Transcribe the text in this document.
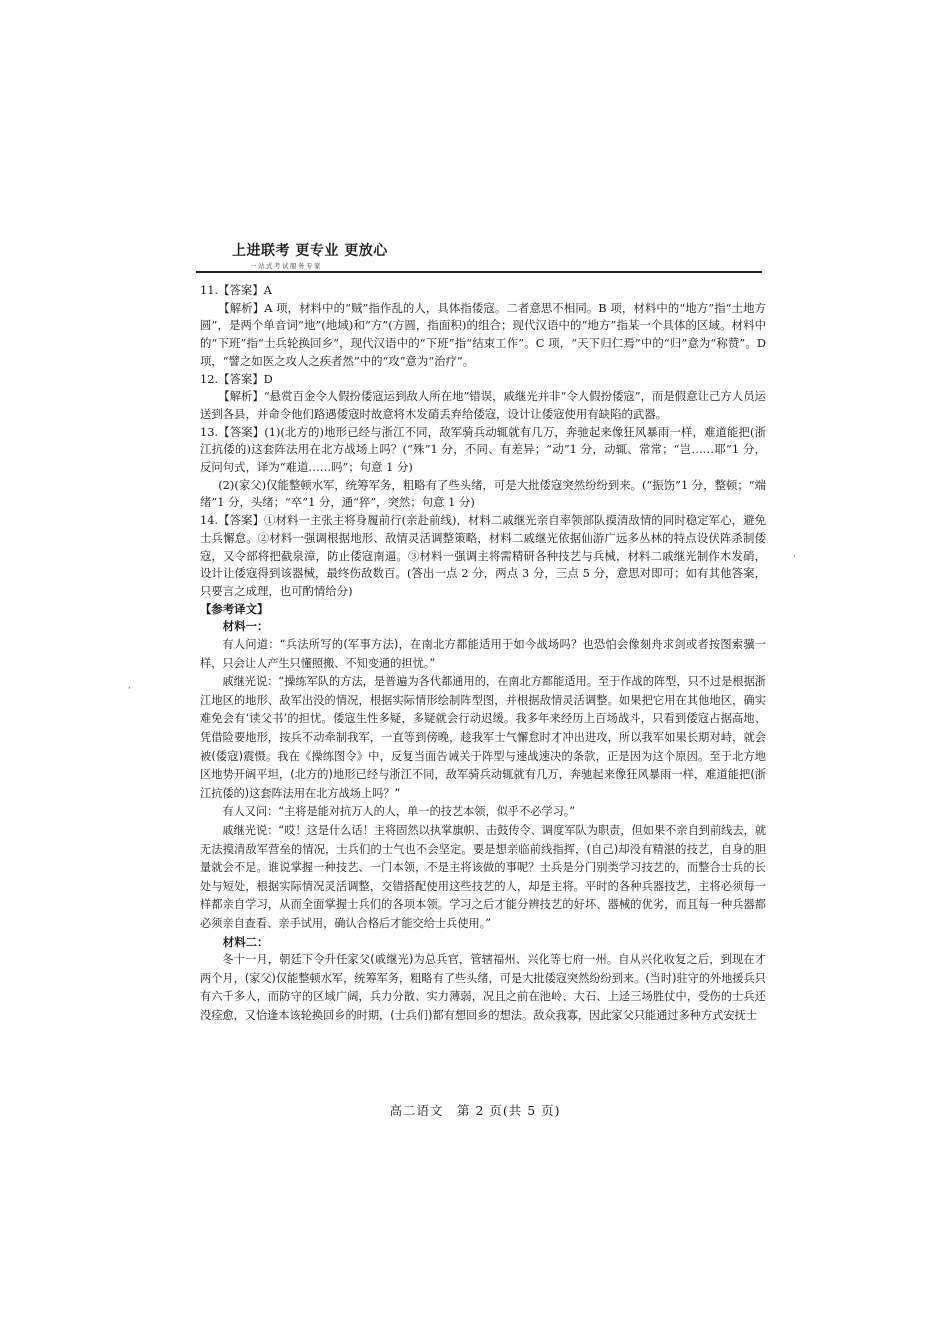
上进联考 更专业 更放心
一站式考试服务专家

11.【答案】A

【解析】A 项，材料中的“贼”指作乱的人，具体指倭寇。二者意思不相同。B 项，材料中的“地方”指“土地方圆”，是两个单音词“地”(地域)和“方”(方圆，指面积)的组合；现代汉语中的“地方”指某一个具体的区域。材料中的“下班”指“士兵轮换回乡”，现代汉语中的“下班”指“结束工作”。C 项，“天下归仁焉”中的“归”意为“称赞”。D 项，“譬之如医之攻人之疾者然”中的“攻”意为“治疗”。

12.【答案】D

【解析】“悬赏百金令人假扮倭寇运到敌人所在地”错误，戚继光并非“令人假扮倭寇”，而是假意让己方人员运送到各县，并命令他们路遇倭寇时故意将木发硝丢弃给倭寇，设计让倭寇使用有缺陷的武器。

13.【答案】(1)(北方的)地形已经与浙江不同，敌军骑兵动辄就有几万，奔驰起来像狂风暴雨一样，难道能把(浙江抗倭的)这套阵法用在北方战场上吗？(“殊”1 分，不同、有差异；“动”1 分，动辄、常常；“岂……耶”1 分，反问句式，译为“难道……吗”；句意 1 分)

(2)(家父)仅能整顿水军，统筹军务，粗略有了些头绪，可是大批倭寇突然纷纷到来。(“振饬”1 分，整顿；“端绪”1 分，头绪；“卒”1 分，通“猝”，突然；句意 1 分)

14.【答案】①材料一主张主将身履前行(亲赴前线)，材料二戚继光亲自率领部队摸清敌情的同时稳定军心，避免士兵懈怠。②材料一强调根据地形、敌情灵活调整策略，材料二戚继光依据仙游广远多丛林的特点设伏阵杀制倭寇，又令部将把截泉漳，防止倭寇南逼。③材料一强调主将需精研各种技艺与兵械，材料二戚继光制作木发硝，设计让倭寇得到该器械，最终伤敌数百。(答出一点 2 分，两点 3 分，三点 5 分，意思对即可；如有其他答案，只要言之成理，也可酌情给分)

【参考译文】

材料一：

有人问道：“兵法所写的(军事方法)，在南北方都能适用于如今战场吗？也恐怕会像刻舟求剑或者按图索骥一样，只会让人产生只懂照搬、不知变通的担忧。”

戚继光说：“操练军队的方法，是普遍为各代都通用的，在南北方都能适用。至于作战的阵型，只不过是根据浙江地区的地形、敌军出没的情况，根据实际情形绘制阵型图，并根据敌情灵活调整。如果把它用在其他地区，确实难免会有‘读父书’的担忧。倭寇生性多疑，多疑就会行动迟缓。我多年来经历上百场战斗，只看到倭寇占据高地、凭借险要地形，按兵不动牵制我军，一直等到傍晚，趁我军士气懈怠时才冲出进攻，所以我军如果长期对峙，就会被(倭寇)震慑。我在《操练图令》中，反复当面告诫关于阵型与速战速决的条款，正是因为这个原因。至于北方地区地势开阔平坦，(北方的)地形已经与浙江不同，敌军骑兵动辄就有几万，奔驰起来像狂风暴雨一样，难道能把(浙江抗倭的)这套阵法用在北方战场上吗？”

有人又问：“主将是能对抗万人的人，单一的技艺本领，似乎不必学习。”

戚继光说：“哎！这是什么话！主将固然以执掌旗帜、击鼓传令、调度军队为职责，但如果不亲自到前线去，就无法摸清敌军营垒的情况，士兵们的士气也不会坚定。要是想亲临前线指挥，(自己)却没有精湛的技艺，自身的胆量就会不足。谁说掌握一种技艺、一门本领，不是主将该做的事呢？士兵是分门别类学习技艺的，而整合士兵的长处与短处，根据实际情况灵活调整，交错搭配使用这些技艺的人，却是主将。平时的各种兵器技艺，主将必须每一样都亲自学习，从而全面掌握士兵们的各项本领。学习之后才能分辨技艺的好坏、器械的优劣，而且每一种兵器都必须亲自查看、亲手试用，确认合格后才能交给士兵使用。”

材料二：

冬十一月，朝廷下令升任家父(戚继光)为总兵官，管辖福州、兴化等七府一州。自从兴化收复之后，到现在才两个月，(家父)仅能整顿水军，统筹军务，粗略有了些头绪，可是大批倭寇突然纷纷到来。(当时)驻守的外地援兵只有六千多人，而防守的区域广阔，兵力分散、实力薄弱，况且之前在池岭、大石、上迳三场胜仗中，受伤的士兵还没痊愈，又恰逢本该轮换回乡的时期，(士兵们)都有想回乡的想法。敌众我寡，因此家父只能通过多种方式安抚士

高二语文　第 2 页(共 5 页)
·
·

WORK INSTRUCTIONS:
Scan the material above. Copy each line that holds the word "难道能把".

COMPLETED TASK:
13.【答案】(1)(北方的)地形已经与浙江不同，敌军骑兵动辄就有几万，奔驰起来像狂风暴雨一样，难道能把(浙江抗倭的)这套阵法用在北方战场上吗？(“殊”1 分，不同、有差异；“动”1 分，动辄、常常；“岂……耶”1 分，反问句式，译为“难道……吗”；句意 1 分)
戚继光说：“操练军队的方法，是普遍为各代都通用的，在南北方都能适用。至于作战的阵型，只不过是根据浙江地区的地形、敌军出没的情况，根据实际情形绘制阵型图，并根据敌情灵活调整。如果把它用在其他地区，确实难免会有‘读父书’的担忧。倭寇生性多疑，多疑就会行动迟缓。我多年来经历上百场战斗，只看到倭寇占据高地、凭借险要地形，按兵不动牵制我军，一直等到傍晚，趁我军士气懈怠时才冲出进攻，所以我军如果长期对峙，就会被(倭寇)震慑。我在《操练图令》中，反复当面告诫关于阵型与速战速决的条款，正是因为这个原因。至于北方地区地势开阔平坦，(北方的)地形已经与浙江不同，敌军骑兵动辄就有几万，奔驰起来像狂风暴雨一样，难道能把(浙江抗倭的)这套阵法用在北方战场上吗？”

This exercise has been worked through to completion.